▶ _GOAL_
Retype the whole listing below, character for character.

::::::::::

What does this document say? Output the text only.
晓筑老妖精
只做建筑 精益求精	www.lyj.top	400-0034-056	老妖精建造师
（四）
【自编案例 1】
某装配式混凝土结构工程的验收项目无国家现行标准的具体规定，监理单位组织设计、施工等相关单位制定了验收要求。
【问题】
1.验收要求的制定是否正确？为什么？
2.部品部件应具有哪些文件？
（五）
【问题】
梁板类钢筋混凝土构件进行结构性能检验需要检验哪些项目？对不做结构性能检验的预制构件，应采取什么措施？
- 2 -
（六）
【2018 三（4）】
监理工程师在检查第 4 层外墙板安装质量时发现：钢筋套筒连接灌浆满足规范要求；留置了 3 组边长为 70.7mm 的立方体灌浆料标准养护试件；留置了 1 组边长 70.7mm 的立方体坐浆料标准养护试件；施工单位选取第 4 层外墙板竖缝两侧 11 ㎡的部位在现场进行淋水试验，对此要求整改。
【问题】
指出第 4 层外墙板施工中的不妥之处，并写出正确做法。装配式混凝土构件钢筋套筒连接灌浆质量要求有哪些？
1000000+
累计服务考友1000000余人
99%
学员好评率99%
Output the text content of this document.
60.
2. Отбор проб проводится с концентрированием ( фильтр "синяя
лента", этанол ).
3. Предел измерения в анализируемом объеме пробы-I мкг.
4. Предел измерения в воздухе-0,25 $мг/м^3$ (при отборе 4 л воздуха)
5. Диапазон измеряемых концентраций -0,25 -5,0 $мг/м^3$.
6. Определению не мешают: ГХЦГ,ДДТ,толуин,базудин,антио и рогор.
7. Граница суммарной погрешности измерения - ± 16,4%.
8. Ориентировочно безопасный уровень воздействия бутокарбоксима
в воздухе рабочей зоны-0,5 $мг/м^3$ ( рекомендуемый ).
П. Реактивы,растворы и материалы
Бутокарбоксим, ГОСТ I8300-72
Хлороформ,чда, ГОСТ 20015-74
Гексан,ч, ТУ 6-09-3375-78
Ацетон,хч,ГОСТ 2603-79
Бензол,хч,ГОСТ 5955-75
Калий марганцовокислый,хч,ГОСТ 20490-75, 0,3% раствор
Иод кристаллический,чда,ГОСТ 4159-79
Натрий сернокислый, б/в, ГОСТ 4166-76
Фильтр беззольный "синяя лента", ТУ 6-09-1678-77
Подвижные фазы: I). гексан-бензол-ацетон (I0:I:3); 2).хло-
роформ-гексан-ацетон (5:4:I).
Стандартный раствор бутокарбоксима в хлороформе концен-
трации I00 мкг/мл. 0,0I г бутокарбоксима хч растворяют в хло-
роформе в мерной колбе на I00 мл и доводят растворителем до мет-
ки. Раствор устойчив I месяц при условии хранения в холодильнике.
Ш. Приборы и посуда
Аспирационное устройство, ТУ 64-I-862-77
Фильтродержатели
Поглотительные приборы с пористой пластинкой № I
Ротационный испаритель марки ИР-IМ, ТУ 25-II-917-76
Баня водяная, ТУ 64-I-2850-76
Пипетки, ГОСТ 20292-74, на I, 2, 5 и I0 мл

::::::::::

▶ _RESPONSE BELOW_
What does this document say? Output the text only.
晓筑老妖精
只做建筑 精益求精	www.lyj.top	400-0034-056	老妖精建造师
（四）
【自编案例 1】
某装配式混凝土结构工程的验收项目无国家现行标准的具体规定，监理单位组织设计、施工等相关单位制定了验收要求。
【问题】
1.验收要求的制定是否正确？为什么？
2.部品部件应具有哪些文件？
（五）
【问题】
梁板类钢筋混凝土构件进行结构性能检验需要检验哪些项目？对不做结构性能检验的预制构件，应采取什么措施？
- 2 -
（六）
【2018 三（4）】
监理工程师在检查第 4 层外墙板安装质量时发现：钢筋套筒连接灌浆满足规范要求；留置了 3 组边长为 70.7mm 的立方体灌浆料标准养护试件；留置了 1 组边长 70.7mm 的立方体坐浆料标准养护试件；施工单位选取第 4 层外墙板竖缝两侧 11 ㎡的部位在现场进行淋水试验，对此要求整改。
【问题】
指出第 4 层外墙板施工中的不妥之处，并写出正确做法。装配式混凝土构件钢筋套筒连接灌浆质量要求有哪些？
1000000+
累计服务考友1000000余人
99%
学员好评率99%
Output the text content of this document.
60.
2. Отбор проб проводится с концентрированием ( фильтр "синяя
лента", этанол ).
3. Предел измерения в анализируемом объеме пробы-I мкг.
4. Предел измерения в воздухе-0,25 $мг/м^3$ (при отборе 4 л воздуха)
5. Диапазон измеряемых концентраций -0,25 -5,0 $мг/м^3$.
6. Определению не мешают: ГХЦГ,ДДТ,толуин,базудин,антио и рогор.
7. Граница суммарной погрешности измерения - ± 16,4%.
8. Ориентировочно безопасный уровень воздействия бутокарбоксима
в воздухе рабочей зоны-0,5 $мг/м^3$ ( рекомендуемый ).
П. Реактивы,растворы и материалы
Бутокарбоксим, ГОСТ I8300-72
Хлороформ,чда, ГОСТ 20015-74
Гексан,ч, ТУ 6-09-3375-78
Ацетон,хч,ГОСТ 2603-79
Бензол,хч,ГОСТ 5955-75
Калий марганцовокислый,хч,ГОСТ 20490-75, 0,3% раствор
Иод кристаллический,чда,ГОСТ 4159-79
Натрий сернокислый, б/в, ГОСТ 4166-76
Фильтр беззольный "синяя лента", ТУ 6-09-1678-77
Подвижные фазы: I). гексан-бензол-ацетон (I0:I:3); 2).хло-
роформ-гексан-ацетон (5:4:I).
Стандартный раствор бутокарбоксима в хлороформе концен-
трации I00 мкг/мл. 0,0I г бутокарбоксима хч растворяют в хло-
роформе в мерной колбе на I00 мл и доводят растворителем до мет-
ки. Раствор устойчив I месяц при условии хранения в холодильнике.
Ш. Приборы и посуда
Аспирационное устройство, ТУ 64-I-862-77
Фильтродержатели
Поглотительные приборы с пористой пластинкой № I
Ротационный испаритель марки ИР-IМ, ТУ 25-II-917-76
Баня водяная, ТУ 64-I-2850-76
Пипетки, ГОСТ 20292-74, на I, 2, 5 и I0 мл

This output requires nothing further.